Output the records. Match them exactly.

[Stored entries]
=======

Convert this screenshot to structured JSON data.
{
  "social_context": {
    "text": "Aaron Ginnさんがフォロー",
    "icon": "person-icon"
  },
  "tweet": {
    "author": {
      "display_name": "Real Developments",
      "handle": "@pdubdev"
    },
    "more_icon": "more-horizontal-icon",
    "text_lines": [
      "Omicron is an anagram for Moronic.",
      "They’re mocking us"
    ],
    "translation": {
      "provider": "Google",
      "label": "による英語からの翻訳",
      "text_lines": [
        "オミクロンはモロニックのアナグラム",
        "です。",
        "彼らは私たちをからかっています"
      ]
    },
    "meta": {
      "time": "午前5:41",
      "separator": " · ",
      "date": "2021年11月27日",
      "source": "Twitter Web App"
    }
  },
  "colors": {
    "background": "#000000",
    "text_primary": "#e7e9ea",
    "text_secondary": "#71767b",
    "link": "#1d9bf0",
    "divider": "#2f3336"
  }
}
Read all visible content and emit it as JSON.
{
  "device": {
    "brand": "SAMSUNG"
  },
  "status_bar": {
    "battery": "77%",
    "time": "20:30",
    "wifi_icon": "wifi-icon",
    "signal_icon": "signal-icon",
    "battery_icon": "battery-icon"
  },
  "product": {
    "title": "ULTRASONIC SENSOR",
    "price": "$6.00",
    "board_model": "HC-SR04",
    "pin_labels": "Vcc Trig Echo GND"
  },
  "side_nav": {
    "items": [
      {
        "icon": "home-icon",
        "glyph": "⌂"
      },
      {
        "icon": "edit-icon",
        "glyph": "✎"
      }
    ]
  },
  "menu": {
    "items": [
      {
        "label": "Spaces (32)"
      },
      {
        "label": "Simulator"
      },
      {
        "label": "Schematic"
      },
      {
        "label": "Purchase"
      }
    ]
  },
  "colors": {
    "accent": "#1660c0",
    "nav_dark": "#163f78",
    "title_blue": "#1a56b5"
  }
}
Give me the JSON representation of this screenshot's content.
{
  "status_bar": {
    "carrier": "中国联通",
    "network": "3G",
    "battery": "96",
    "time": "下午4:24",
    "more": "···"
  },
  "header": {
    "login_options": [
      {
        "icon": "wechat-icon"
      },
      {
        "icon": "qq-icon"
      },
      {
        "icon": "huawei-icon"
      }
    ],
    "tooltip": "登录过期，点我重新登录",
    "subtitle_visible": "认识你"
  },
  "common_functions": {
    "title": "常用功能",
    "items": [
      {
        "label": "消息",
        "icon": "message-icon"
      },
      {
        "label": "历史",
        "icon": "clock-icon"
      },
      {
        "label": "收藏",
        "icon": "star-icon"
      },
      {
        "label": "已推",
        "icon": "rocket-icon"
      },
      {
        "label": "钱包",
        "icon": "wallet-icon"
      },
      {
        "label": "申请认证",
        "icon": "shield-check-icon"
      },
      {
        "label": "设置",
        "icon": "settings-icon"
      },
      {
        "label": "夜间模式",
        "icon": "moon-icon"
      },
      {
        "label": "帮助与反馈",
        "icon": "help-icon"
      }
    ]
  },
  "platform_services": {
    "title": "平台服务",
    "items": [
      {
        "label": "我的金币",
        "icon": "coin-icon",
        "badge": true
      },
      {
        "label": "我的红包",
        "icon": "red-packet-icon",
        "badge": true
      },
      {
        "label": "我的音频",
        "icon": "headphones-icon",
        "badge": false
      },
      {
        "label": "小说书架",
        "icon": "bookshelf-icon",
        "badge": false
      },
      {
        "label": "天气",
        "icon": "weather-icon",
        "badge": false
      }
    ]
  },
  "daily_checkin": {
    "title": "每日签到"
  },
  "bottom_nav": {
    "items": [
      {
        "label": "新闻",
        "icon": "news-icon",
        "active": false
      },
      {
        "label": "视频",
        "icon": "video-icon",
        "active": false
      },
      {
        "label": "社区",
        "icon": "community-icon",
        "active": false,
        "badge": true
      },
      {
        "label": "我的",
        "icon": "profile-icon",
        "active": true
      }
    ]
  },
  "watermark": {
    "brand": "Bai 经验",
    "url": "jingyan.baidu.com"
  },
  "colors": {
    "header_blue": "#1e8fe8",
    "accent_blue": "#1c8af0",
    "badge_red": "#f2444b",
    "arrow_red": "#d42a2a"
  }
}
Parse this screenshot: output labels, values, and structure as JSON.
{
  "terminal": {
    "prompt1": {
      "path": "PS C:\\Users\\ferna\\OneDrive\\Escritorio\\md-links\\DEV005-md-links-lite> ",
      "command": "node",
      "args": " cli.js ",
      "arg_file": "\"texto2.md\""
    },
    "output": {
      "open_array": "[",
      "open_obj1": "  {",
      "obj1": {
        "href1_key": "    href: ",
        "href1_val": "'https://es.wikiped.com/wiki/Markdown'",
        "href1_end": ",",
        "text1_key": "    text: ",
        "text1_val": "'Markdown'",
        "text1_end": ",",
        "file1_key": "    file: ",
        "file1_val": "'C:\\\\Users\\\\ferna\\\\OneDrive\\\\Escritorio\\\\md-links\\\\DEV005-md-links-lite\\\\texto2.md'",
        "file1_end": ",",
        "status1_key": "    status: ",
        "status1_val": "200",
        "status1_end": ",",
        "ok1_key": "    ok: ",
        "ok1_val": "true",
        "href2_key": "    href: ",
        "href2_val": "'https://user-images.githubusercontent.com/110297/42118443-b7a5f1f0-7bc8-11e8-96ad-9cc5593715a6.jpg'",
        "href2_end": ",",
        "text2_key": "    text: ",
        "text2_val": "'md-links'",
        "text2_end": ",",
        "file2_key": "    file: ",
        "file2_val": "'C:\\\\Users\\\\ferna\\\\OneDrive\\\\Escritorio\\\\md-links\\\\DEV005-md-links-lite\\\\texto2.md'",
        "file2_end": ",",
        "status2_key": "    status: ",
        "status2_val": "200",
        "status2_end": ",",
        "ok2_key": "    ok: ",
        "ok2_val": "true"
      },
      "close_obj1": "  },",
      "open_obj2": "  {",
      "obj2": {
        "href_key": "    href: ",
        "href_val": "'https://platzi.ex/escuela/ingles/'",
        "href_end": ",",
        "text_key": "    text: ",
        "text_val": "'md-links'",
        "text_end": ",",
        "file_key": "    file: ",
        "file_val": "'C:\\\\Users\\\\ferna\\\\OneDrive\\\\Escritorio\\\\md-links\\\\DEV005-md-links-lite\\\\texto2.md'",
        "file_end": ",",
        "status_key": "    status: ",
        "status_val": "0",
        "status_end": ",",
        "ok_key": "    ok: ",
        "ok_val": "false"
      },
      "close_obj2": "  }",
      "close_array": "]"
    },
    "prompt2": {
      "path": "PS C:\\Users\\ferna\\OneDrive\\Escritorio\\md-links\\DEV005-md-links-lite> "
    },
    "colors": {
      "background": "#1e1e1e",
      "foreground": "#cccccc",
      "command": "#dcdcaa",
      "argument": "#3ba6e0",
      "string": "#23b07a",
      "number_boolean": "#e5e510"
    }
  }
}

=======

**ANSWER:**
Convert this screenshot to structured JSON data.
{
  "social_context": {
    "text": "Aaron Ginnさんがフォロー",
    "icon": "person-icon"
  },
  "tweet": {
    "author": {
      "display_name": "Real Developments",
      "handle": "@pdubdev"
    },
    "more_icon": "more-horizontal-icon",
    "text_lines": [
      "Omicron is an anagram for Moronic.",
      "They’re mocking us"
    ],
    "translation": {
      "provider": "Google",
      "label": "による英語からの翻訳",
      "text_lines": [
        "オミクロンはモロニックのアナグラム",
        "です。",
        "彼らは私たちをからかっています"
      ]
    },
    "meta": {
      "time": "午前5:41",
      "separator": " · ",
      "date": "2021年11月27日",
      "source": "Twitter Web App"
    }
  },
  "colors": {
    "background": "#000000",
    "text_primary": "#e7e9ea",
    "text_secondary": "#71767b",
    "link": "#1d9bf0",
    "divider": "#2f3336"
  }
}
Read all visible content and emit it as JSON.
{
  "device": {
    "brand": "SAMSUNG"
  },
  "status_bar": {
    "battery": "77%",
    "time": "20:30",
    "wifi_icon": "wifi-icon",
    "signal_icon": "signal-icon",
    "battery_icon": "battery-icon"
  },
  "product": {
    "title": "ULTRASONIC SENSOR",
    "price": "$6.00",
    "board_model": "HC-SR04",
    "pin_labels": "Vcc Trig Echo GND"
  },
  "side_nav": {
    "items": [
      {
        "icon": "home-icon",
        "glyph": "⌂"
      },
      {
        "icon": "edit-icon",
        "glyph": "✎"
      }
    ]
  },
  "menu": {
    "items": [
      {
        "label": "Spaces (32)"
      },
      {
        "label": "Simulator"
      },
      {
        "label": "Schematic"
      },
      {
        "label": "Purchase"
      }
    ]
  },
  "colors": {
    "accent": "#1660c0",
    "nav_dark": "#163f78",
    "title_blue": "#1a56b5"
  }
}
Give me the JSON representation of this screenshot's content.
{
  "status_bar": {
    "carrier": "中国联通",
    "network": "3G",
    "battery": "96",
    "time": "下午4:24",
    "more": "···"
  },
  "header": {
    "login_options": [
      {
        "icon": "wechat-icon"
      },
      {
        "icon": "qq-icon"
      },
      {
        "icon": "huawei-icon"
      }
    ],
    "tooltip": "登录过期，点我重新登录",
    "subtitle_visible": "认识你"
  },
  "common_functions": {
    "title": "常用功能",
    "items": [
      {
        "label": "消息",
        "icon": "message-icon"
      },
      {
        "label": "历史",
        "icon": "clock-icon"
      },
      {
        "label": "收藏",
        "icon": "star-icon"
      },
      {
        "label": "已推",
        "icon": "rocket-icon"
      },
      {
        "label": "钱包",
        "icon": "wallet-icon"
      },
      {
        "label": "申请认证",
        "icon": "shield-check-icon"
      },
      {
        "label": "设置",
        "icon": "settings-icon"
      },
      {
        "label": "夜间模式",
        "icon": "moon-icon"
      },
      {
        "label": "帮助与反馈",
        "icon": "help-icon"
      }
    ]
  },
  "platform_services": {
    "title": "平台服务",
    "items": [
      {
        "label": "我的金币",
        "icon": "coin-icon",
        "badge": true
      },
      {
        "label": "我的红包",
        "icon": "red-packet-icon",
        "badge": true
      },
      {
        "label": "我的音频",
        "icon": "headphones-icon",
        "badge": false
      },
      {
        "label": "小说书架",
        "icon": "bookshelf-icon",
        "badge": false
      },
      {
        "label": "天气",
        "icon": "weather-icon",
        "badge": false
      }
    ]
  },
  "daily_checkin": {
    "title": "每日签到"
  },
  "bottom_nav": {
    "items": [
      {
        "label": "新闻",
        "icon": "news-icon",
        "active": false
      },
      {
        "label": "视频",
        "icon": "video-icon",
        "active": false
      },
      {
        "label": "社区",
        "icon": "community-icon",
        "active": false,
        "badge": true
      },
      {
        "label": "我的",
        "icon": "profile-icon",
        "active": true
      }
    ]
  },
  "watermark": {
    "brand": "Bai 经验",
    "url": "jingyan.baidu.com"
  },
  "colors": {
    "header_blue": "#1e8fe8",
    "accent_blue": "#1c8af0",
    "badge_red": "#f2444b",
    "arrow_red": "#d42a2a"
  }
}
Parse this screenshot: output labels, values, and structure as JSON.
{
  "terminal": {
    "prompt1": {
      "path": "PS C:\\Users\\ferna\\OneDrive\\Escritorio\\md-links\\DEV005-md-links-lite> ",
      "command": "node",
      "args": " cli.js ",
      "arg_file": "\"texto2.md\""
    },
    "output": {
      "open_array": "[",
      "open_obj1": "  {",
      "obj1": {
        "href1_key": "    href: ",
        "href1_val": "'https://es.wikiped.com/wiki/Markdown'",
        "href1_end": ",",
        "text1_key": "    text: ",
        "text1_val": "'Markdown'",
        "text1_end": ",",
        "file1_key": "    file: ",
        "file1_val": "'C:\\\\Users\\\\ferna\\\\OneDrive\\\\Escritorio\\\\md-links\\\\DEV005-md-links-lite\\\\texto2.md'",
        "file1_end": ",",
        "status1_key": "    status: ",
        "status1_val": "200",
        "status1_end": ",",
        "ok1_key": "    ok: ",
        "ok1_val": "true",
        "href2_key": "    href: ",
        "href2_val": "'https://user-images.githubusercontent.com/110297/42118443-b7a5f1f0-7bc8-11e8-96ad-9cc5593715a6.jpg'",
        "href2_end": ",",
        "text2_key": "    text: ",
        "text2_val": "'md-links'",
        "text2_end": ",",
        "file2_key": "    file: ",
        "file2_val": "'C:\\\\Users\\\\ferna\\\\OneDrive\\\\Escritorio\\\\md-links\\\\DEV005-md-links-lite\\\\texto2.md'",
        "file2_end": ",",
        "status2_key": "    status: ",
        "status2_val": "200",
        "status2_end": ",",
        "ok2_key": "    ok: ",
        "ok2_val": "true"
      },
      "close_obj1": "  },",
      "open_obj2": "  {",
      "obj2": {
        "href_key": "    href: ",
        "href_val": "'https://platzi.ex/escuela/ingles/'",
        "href_end": ",",
        "text_key": "    text: ",
        "text_val": "'md-links'",
        "text_end": ",",
        "file_key": "    file: ",
        "file_val": "'C:\\\\Users\\\\ferna\\\\OneDrive\\\\Escritorio\\\\md-links\\\\DEV005-md-links-lite\\\\texto2.md'",
        "file_end": ",",
        "status_key": "    status: ",
        "status_val": "0",
        "status_end": ",",
        "ok_key": "    ok: ",
        "ok_val": "false"
      },
      "close_obj2": "  }",
      "close_array": "]"
    },
    "prompt2": {
      "path": "PS C:\\Users\\ferna\\OneDrive\\Escritorio\\md-links\\DEV005-md-links-lite> "
    },
    "colors": {
      "background": "#1e1e1e",
      "foreground": "#cccccc",
      "command": "#dcdcaa",
      "argument": "#3ba6e0",
      "string": "#23b07a",
      "number_boolean": "#e5e510"
    }
  }
}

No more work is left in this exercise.